(Items from a data source)
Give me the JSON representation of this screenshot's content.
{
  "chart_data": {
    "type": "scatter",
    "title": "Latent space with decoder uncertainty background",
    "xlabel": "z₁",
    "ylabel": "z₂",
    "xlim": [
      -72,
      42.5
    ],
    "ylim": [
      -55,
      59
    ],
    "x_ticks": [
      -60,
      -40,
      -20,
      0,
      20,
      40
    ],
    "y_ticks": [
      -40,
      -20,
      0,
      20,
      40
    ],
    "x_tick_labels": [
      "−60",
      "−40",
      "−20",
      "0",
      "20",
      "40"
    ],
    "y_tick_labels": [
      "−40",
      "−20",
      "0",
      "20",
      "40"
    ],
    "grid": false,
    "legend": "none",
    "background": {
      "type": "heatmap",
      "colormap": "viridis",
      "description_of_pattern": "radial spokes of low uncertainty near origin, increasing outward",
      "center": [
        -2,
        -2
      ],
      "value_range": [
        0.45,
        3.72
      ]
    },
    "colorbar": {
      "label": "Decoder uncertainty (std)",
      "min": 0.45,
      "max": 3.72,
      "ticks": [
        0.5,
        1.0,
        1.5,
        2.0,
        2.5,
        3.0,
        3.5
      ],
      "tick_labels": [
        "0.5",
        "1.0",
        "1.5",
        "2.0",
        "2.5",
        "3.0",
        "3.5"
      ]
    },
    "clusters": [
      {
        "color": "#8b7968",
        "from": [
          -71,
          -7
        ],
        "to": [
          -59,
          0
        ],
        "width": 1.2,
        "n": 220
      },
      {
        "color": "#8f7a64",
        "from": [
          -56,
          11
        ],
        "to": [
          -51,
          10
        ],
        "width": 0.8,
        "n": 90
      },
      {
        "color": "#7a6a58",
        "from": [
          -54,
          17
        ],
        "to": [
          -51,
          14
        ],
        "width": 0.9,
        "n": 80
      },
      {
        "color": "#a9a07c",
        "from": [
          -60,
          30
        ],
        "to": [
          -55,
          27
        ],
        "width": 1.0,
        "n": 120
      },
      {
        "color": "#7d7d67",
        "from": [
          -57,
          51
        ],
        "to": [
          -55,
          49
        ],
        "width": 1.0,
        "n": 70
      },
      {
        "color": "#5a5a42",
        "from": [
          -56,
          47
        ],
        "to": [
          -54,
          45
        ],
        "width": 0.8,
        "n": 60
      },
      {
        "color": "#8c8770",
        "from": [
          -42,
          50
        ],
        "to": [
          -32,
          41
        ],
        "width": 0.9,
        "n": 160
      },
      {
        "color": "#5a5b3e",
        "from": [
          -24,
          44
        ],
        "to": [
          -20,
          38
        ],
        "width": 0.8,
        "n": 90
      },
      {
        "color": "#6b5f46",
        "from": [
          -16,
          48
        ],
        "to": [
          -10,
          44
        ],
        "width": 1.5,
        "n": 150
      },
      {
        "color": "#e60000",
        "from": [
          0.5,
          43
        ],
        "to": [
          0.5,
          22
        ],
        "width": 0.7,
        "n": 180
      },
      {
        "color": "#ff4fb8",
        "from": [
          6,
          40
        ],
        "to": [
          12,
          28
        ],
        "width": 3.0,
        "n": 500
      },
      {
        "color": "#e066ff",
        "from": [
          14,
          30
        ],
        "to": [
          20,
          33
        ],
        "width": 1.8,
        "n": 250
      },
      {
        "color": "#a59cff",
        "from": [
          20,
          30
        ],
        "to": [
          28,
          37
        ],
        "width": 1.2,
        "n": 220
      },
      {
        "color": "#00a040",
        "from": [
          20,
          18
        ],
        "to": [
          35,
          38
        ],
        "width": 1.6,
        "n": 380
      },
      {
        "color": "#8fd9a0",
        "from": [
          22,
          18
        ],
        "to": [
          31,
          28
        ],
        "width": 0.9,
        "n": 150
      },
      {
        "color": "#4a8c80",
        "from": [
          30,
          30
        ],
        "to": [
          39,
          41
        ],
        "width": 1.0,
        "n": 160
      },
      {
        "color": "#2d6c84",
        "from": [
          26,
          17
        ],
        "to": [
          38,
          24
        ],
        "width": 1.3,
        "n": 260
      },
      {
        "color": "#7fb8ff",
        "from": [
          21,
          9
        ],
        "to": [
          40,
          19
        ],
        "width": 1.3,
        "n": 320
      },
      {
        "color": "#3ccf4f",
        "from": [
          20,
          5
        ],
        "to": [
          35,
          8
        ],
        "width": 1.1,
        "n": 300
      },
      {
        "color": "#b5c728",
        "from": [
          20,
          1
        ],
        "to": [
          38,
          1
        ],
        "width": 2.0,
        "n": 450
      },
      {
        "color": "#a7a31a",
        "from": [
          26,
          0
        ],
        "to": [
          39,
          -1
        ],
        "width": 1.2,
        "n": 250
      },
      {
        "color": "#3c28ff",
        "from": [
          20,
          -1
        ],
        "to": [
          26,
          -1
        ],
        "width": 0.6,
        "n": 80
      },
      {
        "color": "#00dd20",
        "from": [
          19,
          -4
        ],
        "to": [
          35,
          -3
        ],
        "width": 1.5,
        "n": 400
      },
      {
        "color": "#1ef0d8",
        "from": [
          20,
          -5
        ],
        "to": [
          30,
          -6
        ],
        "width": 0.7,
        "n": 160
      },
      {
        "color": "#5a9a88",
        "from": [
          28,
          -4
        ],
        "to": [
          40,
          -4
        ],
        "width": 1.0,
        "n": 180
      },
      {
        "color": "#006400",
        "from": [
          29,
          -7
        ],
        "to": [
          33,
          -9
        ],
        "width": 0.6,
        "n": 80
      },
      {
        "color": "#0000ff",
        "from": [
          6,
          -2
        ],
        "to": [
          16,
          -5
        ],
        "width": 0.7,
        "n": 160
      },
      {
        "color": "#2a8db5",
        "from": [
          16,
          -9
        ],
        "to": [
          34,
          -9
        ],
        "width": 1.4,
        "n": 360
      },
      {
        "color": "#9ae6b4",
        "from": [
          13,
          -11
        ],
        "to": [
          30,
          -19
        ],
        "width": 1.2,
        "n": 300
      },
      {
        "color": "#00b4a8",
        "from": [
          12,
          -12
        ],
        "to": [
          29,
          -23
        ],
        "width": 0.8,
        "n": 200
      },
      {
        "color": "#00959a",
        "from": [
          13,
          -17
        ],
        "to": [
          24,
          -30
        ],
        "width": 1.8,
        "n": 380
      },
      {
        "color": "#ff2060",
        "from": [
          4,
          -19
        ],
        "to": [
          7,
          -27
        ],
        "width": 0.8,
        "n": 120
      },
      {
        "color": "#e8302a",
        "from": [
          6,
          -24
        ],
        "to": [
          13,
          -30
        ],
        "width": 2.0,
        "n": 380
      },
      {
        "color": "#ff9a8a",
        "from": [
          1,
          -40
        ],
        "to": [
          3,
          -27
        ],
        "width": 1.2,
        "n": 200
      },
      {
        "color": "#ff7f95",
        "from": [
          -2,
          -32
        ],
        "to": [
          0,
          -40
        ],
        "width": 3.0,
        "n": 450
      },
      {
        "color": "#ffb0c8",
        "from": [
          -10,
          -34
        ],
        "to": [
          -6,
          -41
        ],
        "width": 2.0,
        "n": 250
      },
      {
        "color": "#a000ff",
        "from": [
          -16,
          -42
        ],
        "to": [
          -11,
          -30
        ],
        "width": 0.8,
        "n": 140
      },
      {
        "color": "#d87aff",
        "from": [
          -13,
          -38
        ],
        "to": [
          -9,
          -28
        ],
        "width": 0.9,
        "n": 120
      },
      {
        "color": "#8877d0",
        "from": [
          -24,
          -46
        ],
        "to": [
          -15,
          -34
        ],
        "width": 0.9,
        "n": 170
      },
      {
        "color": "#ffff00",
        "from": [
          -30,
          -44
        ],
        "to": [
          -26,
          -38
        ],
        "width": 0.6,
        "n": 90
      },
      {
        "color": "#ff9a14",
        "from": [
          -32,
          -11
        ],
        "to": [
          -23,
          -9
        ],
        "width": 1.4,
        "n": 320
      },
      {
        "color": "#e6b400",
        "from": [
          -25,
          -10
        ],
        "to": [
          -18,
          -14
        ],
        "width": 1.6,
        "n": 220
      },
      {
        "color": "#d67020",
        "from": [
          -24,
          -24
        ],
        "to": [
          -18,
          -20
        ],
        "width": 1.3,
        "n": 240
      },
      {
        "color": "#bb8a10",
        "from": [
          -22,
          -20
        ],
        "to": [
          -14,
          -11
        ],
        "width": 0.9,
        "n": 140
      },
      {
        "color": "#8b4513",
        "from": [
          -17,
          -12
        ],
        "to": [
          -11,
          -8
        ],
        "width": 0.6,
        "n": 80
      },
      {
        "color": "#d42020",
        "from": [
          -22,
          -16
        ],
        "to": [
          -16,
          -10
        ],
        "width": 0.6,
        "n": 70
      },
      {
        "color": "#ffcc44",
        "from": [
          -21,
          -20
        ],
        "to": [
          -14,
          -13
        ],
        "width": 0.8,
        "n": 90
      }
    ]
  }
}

### Stated problem:
Go through the material and select each line with the string "background" in it.

### Result:
    "title": "Latent space with decoder uncertainty background",
    "background": {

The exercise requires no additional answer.